» Request
Transcribe all of the material exactly.

» Source material

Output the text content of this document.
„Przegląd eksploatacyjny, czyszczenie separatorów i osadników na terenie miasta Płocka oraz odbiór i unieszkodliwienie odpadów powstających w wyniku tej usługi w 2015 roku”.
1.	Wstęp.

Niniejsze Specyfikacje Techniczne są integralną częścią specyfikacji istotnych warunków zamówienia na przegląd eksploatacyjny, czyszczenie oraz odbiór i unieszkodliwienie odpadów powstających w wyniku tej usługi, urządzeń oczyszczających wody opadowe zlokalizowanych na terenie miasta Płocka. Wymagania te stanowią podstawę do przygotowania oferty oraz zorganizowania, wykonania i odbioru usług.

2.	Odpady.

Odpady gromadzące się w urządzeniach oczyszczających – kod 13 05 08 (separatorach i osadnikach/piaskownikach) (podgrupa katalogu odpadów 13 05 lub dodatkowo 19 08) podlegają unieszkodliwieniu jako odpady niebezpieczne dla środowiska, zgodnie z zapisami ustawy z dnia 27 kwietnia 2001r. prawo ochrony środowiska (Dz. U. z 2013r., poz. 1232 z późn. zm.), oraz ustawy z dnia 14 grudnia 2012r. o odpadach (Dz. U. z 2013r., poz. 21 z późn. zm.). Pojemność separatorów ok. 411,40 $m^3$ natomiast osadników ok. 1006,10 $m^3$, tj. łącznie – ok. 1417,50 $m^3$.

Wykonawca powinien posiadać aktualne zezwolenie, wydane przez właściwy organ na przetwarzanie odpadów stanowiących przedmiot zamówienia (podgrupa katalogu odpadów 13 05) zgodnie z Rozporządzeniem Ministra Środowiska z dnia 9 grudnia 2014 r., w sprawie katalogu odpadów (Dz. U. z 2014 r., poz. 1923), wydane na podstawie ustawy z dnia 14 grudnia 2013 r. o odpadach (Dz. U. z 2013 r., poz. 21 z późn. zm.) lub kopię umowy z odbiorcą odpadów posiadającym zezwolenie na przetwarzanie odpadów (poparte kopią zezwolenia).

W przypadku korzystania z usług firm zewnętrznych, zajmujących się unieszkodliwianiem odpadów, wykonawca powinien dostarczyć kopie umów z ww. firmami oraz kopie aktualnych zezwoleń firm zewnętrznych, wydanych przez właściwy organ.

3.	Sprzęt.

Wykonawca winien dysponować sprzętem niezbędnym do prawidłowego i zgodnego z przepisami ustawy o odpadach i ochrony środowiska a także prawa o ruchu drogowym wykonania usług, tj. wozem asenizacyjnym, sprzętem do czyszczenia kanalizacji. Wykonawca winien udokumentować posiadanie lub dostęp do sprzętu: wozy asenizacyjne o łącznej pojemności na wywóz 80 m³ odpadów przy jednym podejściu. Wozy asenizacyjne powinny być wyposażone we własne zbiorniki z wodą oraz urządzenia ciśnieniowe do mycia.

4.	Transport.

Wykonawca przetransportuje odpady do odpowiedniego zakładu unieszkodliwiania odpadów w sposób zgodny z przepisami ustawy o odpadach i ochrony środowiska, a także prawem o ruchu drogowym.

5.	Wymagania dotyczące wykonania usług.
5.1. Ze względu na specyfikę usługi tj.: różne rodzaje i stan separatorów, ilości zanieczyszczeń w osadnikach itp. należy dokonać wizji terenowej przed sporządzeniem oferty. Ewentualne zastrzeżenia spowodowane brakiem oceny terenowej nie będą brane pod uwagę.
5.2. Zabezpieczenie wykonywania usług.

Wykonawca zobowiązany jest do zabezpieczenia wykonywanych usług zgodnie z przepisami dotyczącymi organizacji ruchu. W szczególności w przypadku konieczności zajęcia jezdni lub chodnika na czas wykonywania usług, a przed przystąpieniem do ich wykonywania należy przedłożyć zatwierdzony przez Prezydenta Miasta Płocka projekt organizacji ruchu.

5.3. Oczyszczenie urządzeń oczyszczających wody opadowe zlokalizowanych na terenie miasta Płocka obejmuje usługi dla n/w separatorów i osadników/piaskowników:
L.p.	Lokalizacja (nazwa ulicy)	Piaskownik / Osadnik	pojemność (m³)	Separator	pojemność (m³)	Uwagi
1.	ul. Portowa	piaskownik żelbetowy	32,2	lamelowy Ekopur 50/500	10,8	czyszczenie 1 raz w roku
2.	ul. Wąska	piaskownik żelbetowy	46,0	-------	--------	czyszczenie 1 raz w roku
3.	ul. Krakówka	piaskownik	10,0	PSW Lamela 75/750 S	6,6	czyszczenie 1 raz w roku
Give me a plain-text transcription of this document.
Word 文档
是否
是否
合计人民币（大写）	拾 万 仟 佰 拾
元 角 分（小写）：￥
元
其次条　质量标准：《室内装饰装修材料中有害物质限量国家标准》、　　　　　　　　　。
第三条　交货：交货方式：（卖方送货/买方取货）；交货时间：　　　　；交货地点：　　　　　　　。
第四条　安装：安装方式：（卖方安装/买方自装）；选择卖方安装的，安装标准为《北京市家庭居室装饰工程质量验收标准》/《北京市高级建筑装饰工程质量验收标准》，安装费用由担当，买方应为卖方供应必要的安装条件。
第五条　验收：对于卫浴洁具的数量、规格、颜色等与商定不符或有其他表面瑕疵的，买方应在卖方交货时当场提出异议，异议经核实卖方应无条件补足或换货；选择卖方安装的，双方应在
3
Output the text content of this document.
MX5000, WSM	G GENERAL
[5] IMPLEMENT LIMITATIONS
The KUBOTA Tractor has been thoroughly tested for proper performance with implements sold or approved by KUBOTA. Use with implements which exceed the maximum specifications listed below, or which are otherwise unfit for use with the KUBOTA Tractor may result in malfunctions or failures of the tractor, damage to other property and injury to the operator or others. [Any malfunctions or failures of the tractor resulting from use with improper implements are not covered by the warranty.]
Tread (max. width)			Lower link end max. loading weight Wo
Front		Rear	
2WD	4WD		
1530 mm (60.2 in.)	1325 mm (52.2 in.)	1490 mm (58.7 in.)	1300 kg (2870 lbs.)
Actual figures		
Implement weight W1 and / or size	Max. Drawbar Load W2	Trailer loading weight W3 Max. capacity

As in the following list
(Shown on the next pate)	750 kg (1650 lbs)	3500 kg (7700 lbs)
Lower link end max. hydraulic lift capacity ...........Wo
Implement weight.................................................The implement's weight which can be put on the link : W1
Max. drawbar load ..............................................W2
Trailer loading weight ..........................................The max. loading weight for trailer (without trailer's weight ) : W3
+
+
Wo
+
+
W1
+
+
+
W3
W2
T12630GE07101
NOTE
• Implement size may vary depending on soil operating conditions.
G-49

» Result for this exercise
Output the text content of this document.
„Przegląd eksploatacyjny, czyszczenie separatorów i osadników na terenie miasta Płocka oraz odbiór i unieszkodliwienie odpadów powstających w wyniku tej usługi w 2015 roku”.
1.	Wstęp.

Niniejsze Specyfikacje Techniczne są integralną częścią specyfikacji istotnych warunków zamówienia na przegląd eksploatacyjny, czyszczenie oraz odbiór i unieszkodliwienie odpadów powstających w wyniku tej usługi, urządzeń oczyszczających wody opadowe zlokalizowanych na terenie miasta Płocka. Wymagania te stanowią podstawę do przygotowania oferty oraz zorganizowania, wykonania i odbioru usług.

2.	Odpady.

Odpady gromadzące się w urządzeniach oczyszczających – kod 13 05 08 (separatorach i osadnikach/piaskownikach) (podgrupa katalogu odpadów 13 05 lub dodatkowo 19 08) podlegają unieszkodliwieniu jako odpady niebezpieczne dla środowiska, zgodnie z zapisami ustawy z dnia 27 kwietnia 2001r. prawo ochrony środowiska (Dz. U. z 2013r., poz. 1232 z późn. zm.), oraz ustawy z dnia 14 grudnia 2012r. o odpadach (Dz. U. z 2013r., poz. 21 z późn. zm.). Pojemność separatorów ok. 411,40 $m^3$ natomiast osadników ok. 1006,10 $m^3$, tj. łącznie – ok. 1417,50 $m^3$.

Wykonawca powinien posiadać aktualne zezwolenie, wydane przez właściwy organ na przetwarzanie odpadów stanowiących przedmiot zamówienia (podgrupa katalogu odpadów 13 05) zgodnie z Rozporządzeniem Ministra Środowiska z dnia 9 grudnia 2014 r., w sprawie katalogu odpadów (Dz. U. z 2014 r., poz. 1923), wydane na podstawie ustawy z dnia 14 grudnia 2013 r. o odpadach (Dz. U. z 2013 r., poz. 21 z późn. zm.) lub kopię umowy z odbiorcą odpadów posiadającym zezwolenie na przetwarzanie odpadów (poparte kopią zezwolenia).

W przypadku korzystania z usług firm zewnętrznych, zajmujących się unieszkodliwianiem odpadów, wykonawca powinien dostarczyć kopie umów z ww. firmami oraz kopie aktualnych zezwoleń firm zewnętrznych, wydanych przez właściwy organ.

3.	Sprzęt.

Wykonawca winien dysponować sprzętem niezbędnym do prawidłowego i zgodnego z przepisami ustawy o odpadach i ochrony środowiska a także prawa o ruchu drogowym wykonania usług, tj. wozem asenizacyjnym, sprzętem do czyszczenia kanalizacji. Wykonawca winien udokumentować posiadanie lub dostęp do sprzętu: wozy asenizacyjne o łącznej pojemności na wywóz 80 m³ odpadów przy jednym podejściu. Wozy asenizacyjne powinny być wyposażone we własne zbiorniki z wodą oraz urządzenia ciśnieniowe do mycia.

4.	Transport.

Wykonawca przetransportuje odpady do odpowiedniego zakładu unieszkodliwiania odpadów w sposób zgodny z przepisami ustawy o odpadach i ochrony środowiska, a także prawem o ruchu drogowym.

5.	Wymagania dotyczące wykonania usług.
5.1. Ze względu na specyfikę usługi tj.: różne rodzaje i stan separatorów, ilości zanieczyszczeń w osadnikach itp. należy dokonać wizji terenowej przed sporządzeniem oferty. Ewentualne zastrzeżenia spowodowane brakiem oceny terenowej nie będą brane pod uwagę.
5.2. Zabezpieczenie wykonywania usług.

Wykonawca zobowiązany jest do zabezpieczenia wykonywanych usług zgodnie z przepisami dotyczącymi organizacji ruchu. W szczególności w przypadku konieczności zajęcia jezdni lub chodnika na czas wykonywania usług, a przed przystąpieniem do ich wykonywania należy przedłożyć zatwierdzony przez Prezydenta Miasta Płocka projekt organizacji ruchu.

5.3. Oczyszczenie urządzeń oczyszczających wody opadowe zlokalizowanych na terenie miasta Płocka obejmuje usługi dla n/w separatorów i osadników/piaskowników:
L.p.	Lokalizacja (nazwa ulicy)	Piaskownik / Osadnik	pojemność (m³)	Separator	pojemność (m³)	Uwagi
1.	ul. Portowa	piaskownik żelbetowy	32,2	lamelowy Ekopur 50/500	10,8	czyszczenie 1 raz w roku
2.	ul. Wąska	piaskownik żelbetowy	46,0	-------	--------	czyszczenie 1 raz w roku
3.	ul. Krakówka	piaskownik	10,0	PSW Lamela 75/750 S	6,6	czyszczenie 1 raz w roku
Give me a plain-text transcription of this document.
Word 文档
是否
是否
合计人民币（大写）	拾 万 仟 佰 拾
元 角 分（小写）：￥
元
其次条　质量标准：《室内装饰装修材料中有害物质限量国家标准》、　　　　　　　　　。
第三条　交货：交货方式：（卖方送货/买方取货）；交货时间：　　　　；交货地点：　　　　　　　。
第四条　安装：安装方式：（卖方安装/买方自装）；选择卖方安装的，安装标准为《北京市家庭居室装饰工程质量验收标准》/《北京市高级建筑装饰工程质量验收标准》，安装费用由担当，买方应为卖方供应必要的安装条件。
第五条　验收：对于卫浴洁具的数量、规格、颜色等与商定不符或有其他表面瑕疵的，买方应在卖方交货时当场提出异议，异议经核实卖方应无条件补足或换货；选择卖方安装的，双方应在
3
Output the text content of this document.
MX5000, WSM	G GENERAL
[5] IMPLEMENT LIMITATIONS
The KUBOTA Tractor has been thoroughly tested for proper performance with implements sold or approved by KUBOTA. Use with implements which exceed the maximum specifications listed below, or which are otherwise unfit for use with the KUBOTA Tractor may result in malfunctions or failures of the tractor, damage to other property and injury to the operator or others. [Any malfunctions or failures of the tractor resulting from use with improper implements are not covered by the warranty.]
Tread (max. width)			Lower link end max. loading weight Wo
Front		Rear	
2WD	4WD		
1530 mm (60.2 in.)	1325 mm (52.2 in.)	1490 mm (58.7 in.)	1300 kg (2870 lbs.)
Actual figures		
Implement weight W1 and / or size	Max. Drawbar Load W2	Trailer loading weight W3 Max. capacity

As in the following list
(Shown on the next pate)	750 kg (1650 lbs)	3500 kg (7700 lbs)
Lower link end max. hydraulic lift capacity ...........Wo
Implement weight.................................................The implement's weight which can be put on the link : W1
Max. drawbar load ..............................................W2
Trailer loading weight ..........................................The max. loading weight for trailer (without trailer's weight ) : W3
+
+
Wo
+
+
W1
+
+
+
W3
W2
T12630GE07101
NOTE
• Implement size may vary depending on soil operating conditions.
G-49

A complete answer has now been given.